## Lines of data
— START —

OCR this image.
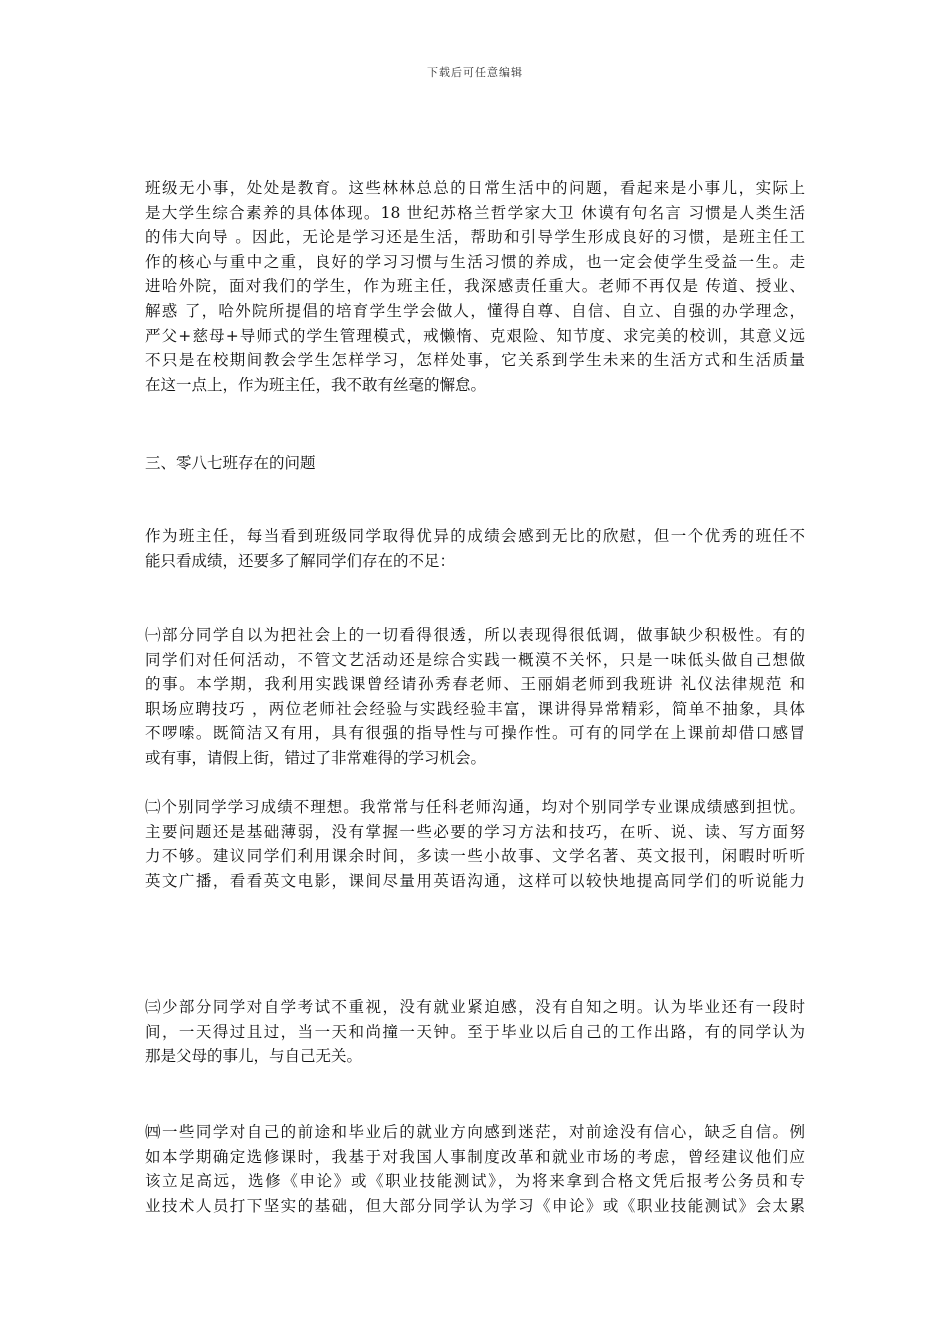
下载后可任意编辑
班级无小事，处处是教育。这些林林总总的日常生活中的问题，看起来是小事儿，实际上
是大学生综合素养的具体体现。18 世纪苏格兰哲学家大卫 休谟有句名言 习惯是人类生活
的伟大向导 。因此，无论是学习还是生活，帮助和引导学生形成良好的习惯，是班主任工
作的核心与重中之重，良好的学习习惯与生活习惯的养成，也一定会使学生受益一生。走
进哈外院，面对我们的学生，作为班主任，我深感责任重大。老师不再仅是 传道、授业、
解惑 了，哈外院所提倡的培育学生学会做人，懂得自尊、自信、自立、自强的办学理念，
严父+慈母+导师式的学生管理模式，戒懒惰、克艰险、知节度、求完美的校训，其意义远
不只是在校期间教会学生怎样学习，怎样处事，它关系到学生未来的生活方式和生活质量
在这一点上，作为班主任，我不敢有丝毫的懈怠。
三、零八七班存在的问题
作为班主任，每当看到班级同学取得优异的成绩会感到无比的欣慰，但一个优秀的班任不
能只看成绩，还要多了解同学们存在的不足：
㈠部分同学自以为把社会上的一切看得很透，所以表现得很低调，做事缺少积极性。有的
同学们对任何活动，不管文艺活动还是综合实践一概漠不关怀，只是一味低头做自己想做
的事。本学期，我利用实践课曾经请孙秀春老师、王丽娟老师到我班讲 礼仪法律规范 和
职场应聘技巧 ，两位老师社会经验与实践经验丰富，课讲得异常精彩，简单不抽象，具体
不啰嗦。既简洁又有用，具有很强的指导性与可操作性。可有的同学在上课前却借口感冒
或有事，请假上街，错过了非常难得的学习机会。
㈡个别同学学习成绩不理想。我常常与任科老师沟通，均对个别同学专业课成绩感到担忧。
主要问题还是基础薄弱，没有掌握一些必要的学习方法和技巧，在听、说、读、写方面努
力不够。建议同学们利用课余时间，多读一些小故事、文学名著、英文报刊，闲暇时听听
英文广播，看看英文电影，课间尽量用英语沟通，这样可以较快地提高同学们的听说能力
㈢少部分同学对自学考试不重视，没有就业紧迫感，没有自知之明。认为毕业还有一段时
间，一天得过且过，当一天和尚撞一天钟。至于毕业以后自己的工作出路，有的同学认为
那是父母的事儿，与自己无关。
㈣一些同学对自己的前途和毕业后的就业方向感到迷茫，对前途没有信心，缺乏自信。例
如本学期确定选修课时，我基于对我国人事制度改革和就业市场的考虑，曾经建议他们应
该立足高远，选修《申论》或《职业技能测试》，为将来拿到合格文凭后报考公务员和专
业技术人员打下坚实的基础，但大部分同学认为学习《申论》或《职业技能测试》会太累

— END —
— START —

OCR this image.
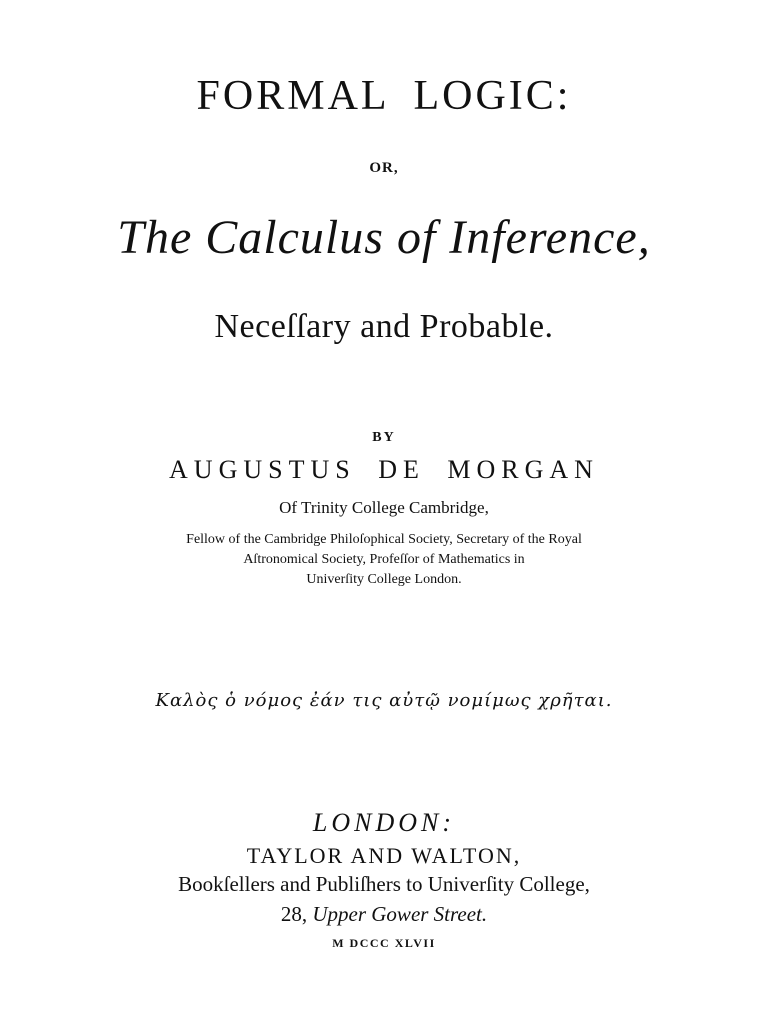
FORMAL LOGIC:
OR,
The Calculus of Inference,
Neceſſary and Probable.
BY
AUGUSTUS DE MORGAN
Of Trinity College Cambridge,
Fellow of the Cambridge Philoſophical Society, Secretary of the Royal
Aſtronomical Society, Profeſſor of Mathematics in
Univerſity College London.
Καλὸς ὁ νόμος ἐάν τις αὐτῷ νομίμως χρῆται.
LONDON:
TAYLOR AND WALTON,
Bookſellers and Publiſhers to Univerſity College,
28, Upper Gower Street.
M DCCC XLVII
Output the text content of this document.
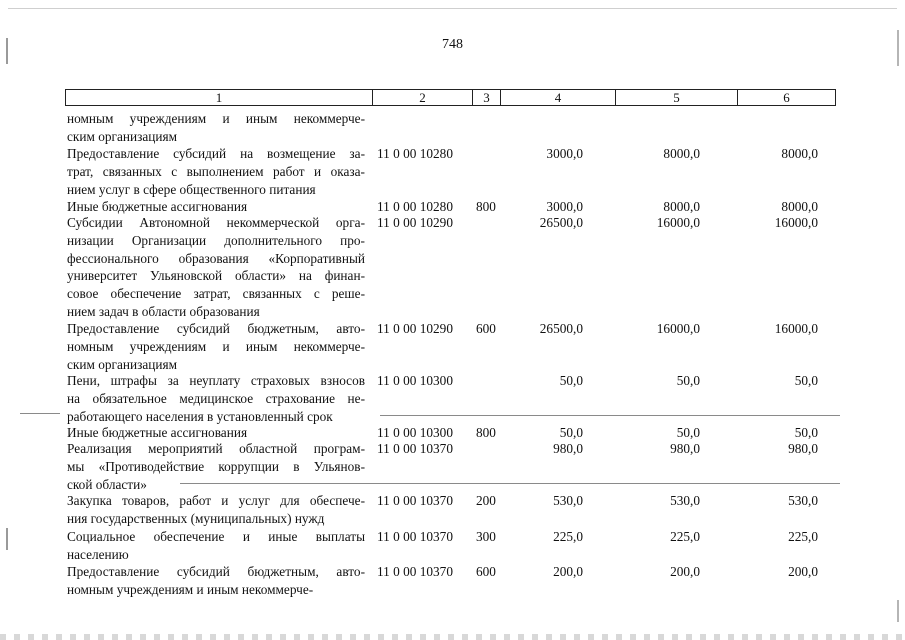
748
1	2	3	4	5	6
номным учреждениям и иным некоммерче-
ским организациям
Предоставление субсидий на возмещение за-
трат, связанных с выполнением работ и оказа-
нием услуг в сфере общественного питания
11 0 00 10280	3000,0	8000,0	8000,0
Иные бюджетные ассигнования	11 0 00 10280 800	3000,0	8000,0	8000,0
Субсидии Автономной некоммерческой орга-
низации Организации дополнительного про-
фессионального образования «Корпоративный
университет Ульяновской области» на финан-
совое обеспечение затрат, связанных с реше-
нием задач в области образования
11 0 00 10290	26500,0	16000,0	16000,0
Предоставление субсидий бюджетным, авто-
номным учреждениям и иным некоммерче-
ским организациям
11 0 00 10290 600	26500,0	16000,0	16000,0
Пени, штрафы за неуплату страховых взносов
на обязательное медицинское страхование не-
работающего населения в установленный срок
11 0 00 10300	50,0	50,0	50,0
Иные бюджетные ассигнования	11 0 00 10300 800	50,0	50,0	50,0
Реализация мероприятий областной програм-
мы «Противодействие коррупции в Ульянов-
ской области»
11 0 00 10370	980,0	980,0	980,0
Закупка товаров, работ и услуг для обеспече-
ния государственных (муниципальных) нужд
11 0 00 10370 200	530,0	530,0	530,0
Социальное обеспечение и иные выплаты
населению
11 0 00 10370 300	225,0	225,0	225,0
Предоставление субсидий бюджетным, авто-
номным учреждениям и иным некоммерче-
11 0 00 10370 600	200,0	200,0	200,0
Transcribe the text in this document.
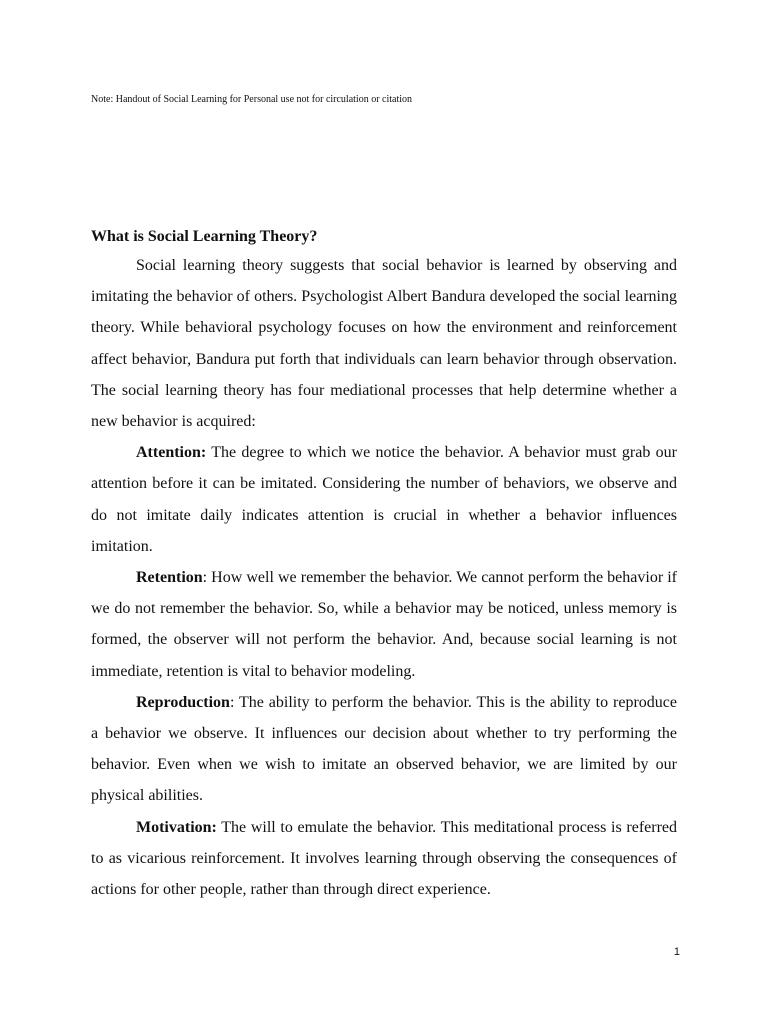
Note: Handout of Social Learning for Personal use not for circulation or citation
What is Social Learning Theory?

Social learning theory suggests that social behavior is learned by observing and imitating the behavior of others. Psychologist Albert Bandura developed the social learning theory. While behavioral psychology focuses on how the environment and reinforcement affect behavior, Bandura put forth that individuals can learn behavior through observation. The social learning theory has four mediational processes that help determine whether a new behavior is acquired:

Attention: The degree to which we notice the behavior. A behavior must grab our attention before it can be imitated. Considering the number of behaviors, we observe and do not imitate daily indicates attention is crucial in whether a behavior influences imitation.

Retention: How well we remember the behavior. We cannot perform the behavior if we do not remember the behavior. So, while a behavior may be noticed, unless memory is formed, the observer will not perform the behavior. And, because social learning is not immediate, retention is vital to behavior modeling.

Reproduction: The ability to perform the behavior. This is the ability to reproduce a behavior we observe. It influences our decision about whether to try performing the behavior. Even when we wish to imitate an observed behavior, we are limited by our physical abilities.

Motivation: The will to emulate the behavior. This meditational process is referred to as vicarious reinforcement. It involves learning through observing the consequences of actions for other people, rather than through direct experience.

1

— END —

## Problem
Pull out all lines from the entries above that include the word "document".

## Task solution
Output the text content of this document.
Transcribe the text in this document.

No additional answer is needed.